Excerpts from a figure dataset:
• • •

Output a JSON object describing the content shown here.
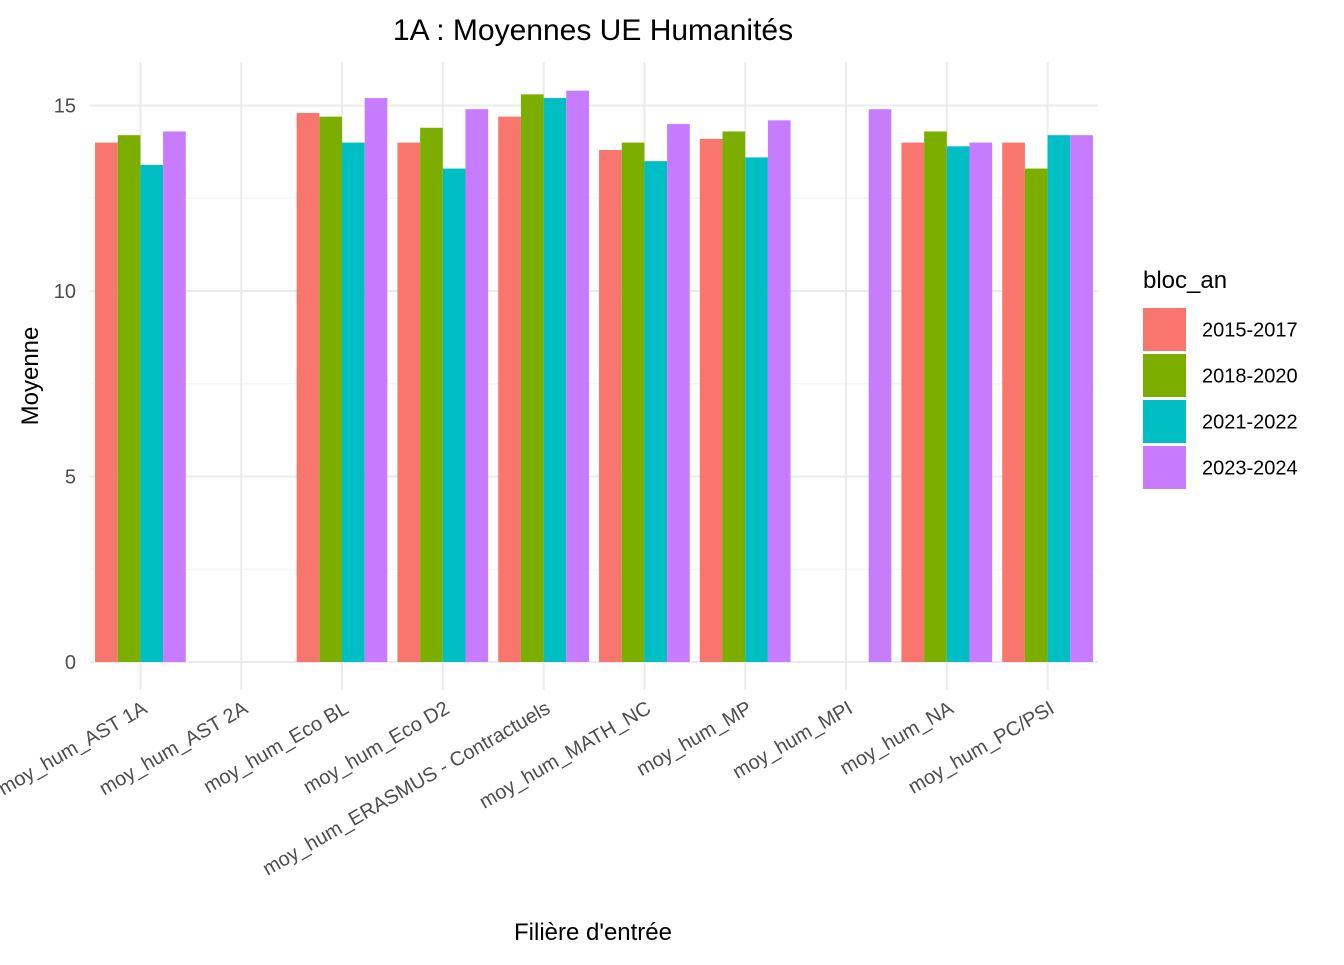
{
  "chart_data": {
    "type": "bar",
    "title": "1A : Moyennes UE Humanités",
    "xlabel": "Filière d'entrée",
    "ylabel": "Moyenne",
    "ylim": [
      0,
      16.2
    ],
    "yticks": [
      0,
      5,
      10,
      15
    ],
    "grid": true,
    "legend": {
      "title": "bloc_an",
      "placement": "right"
    },
    "categories": [
      "moy_hum_AST 1A",
      "moy_hum_AST 2A",
      "moy_hum_Eco BL",
      "moy_hum_Eco D2",
      "moy_hum_ERASMUS - Contractuels",
      "moy_hum_MATH_NC",
      "moy_hum_MP",
      "moy_hum_MPI",
      "moy_hum_NA",
      "moy_hum_PC/PSI"
    ],
    "series": [
      {
        "name": "2015-2017",
        "color": "#F8766D",
        "values": [
          14.0,
          null,
          14.8,
          14.0,
          14.7,
          13.8,
          14.1,
          null,
          14.0,
          14.0
        ]
      },
      {
        "name": "2018-2020",
        "color": "#7CAE00",
        "values": [
          14.2,
          null,
          14.7,
          14.4,
          15.3,
          14.0,
          14.3,
          null,
          14.3,
          13.3
        ]
      },
      {
        "name": "2021-2022",
        "color": "#00BFC4",
        "values": [
          13.4,
          null,
          14.0,
          13.3,
          15.2,
          13.5,
          13.6,
          null,
          13.9,
          14.2
        ]
      },
      {
        "name": "2023-2024",
        "color": "#C77CFF",
        "values": [
          14.3,
          null,
          15.2,
          14.9,
          15.4,
          14.5,
          14.6,
          14.9,
          14.0,
          14.2
        ]
      }
    ]
  }
}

• • •

(Exercise brief)
Leave images out of the retyped records; keep all else exact.

(Solution below)
Output a JSON object describing the content shown here.
{
  "chart_data": {
    "type": "bar",
    "title": "1A : Moyennes UE Humanités",
    "xlabel": "Filière d'entrée",
    "ylabel": "Moyenne",
    "ylim": [
      0,
      16.2
    ],
    "yticks": [
      0,
      5,
      10,
      15
    ],
    "grid": true,
    "legend": {
      "title": "bloc_an",
      "placement": "right"
    },
    "categories": [
      "moy_hum_AST 1A",
      "moy_hum_AST 2A",
      "moy_hum_Eco BL",
      "moy_hum_Eco D2",
      "moy_hum_ERASMUS - Contractuels",
      "moy_hum_MATH_NC",
      "moy_hum_MP",
      "moy_hum_MPI",
      "moy_hum_NA",
      "moy_hum_PC/PSI"
    ],
    "series": [
      {
        "name": "2015-2017",
        "color": "#F8766D",
        "values": [
          14.0,
          null,
          14.8,
          14.0,
          14.7,
          13.8,
          14.1,
          null,
          14.0,
          14.0
        ]
      },
      {
        "name": "2018-2020",
        "color": "#7CAE00",
        "values": [
          14.2,
          null,
          14.7,
          14.4,
          15.3,
          14.0,
          14.3,
          null,
          14.3,
          13.3
        ]
      },
      {
        "name": "2021-2022",
        "color": "#00BFC4",
        "values": [
          13.4,
          null,
          14.0,
          13.3,
          15.2,
          13.5,
          13.6,
          null,
          13.9,
          14.2
        ]
      },
      {
        "name": "2023-2024",
        "color": "#C77CFF",
        "values": [
          14.3,
          null,
          15.2,
          14.9,
          15.4,
          14.5,
          14.6,
          14.9,
          14.0,
          14.2
        ]
      }
    ]
  }
}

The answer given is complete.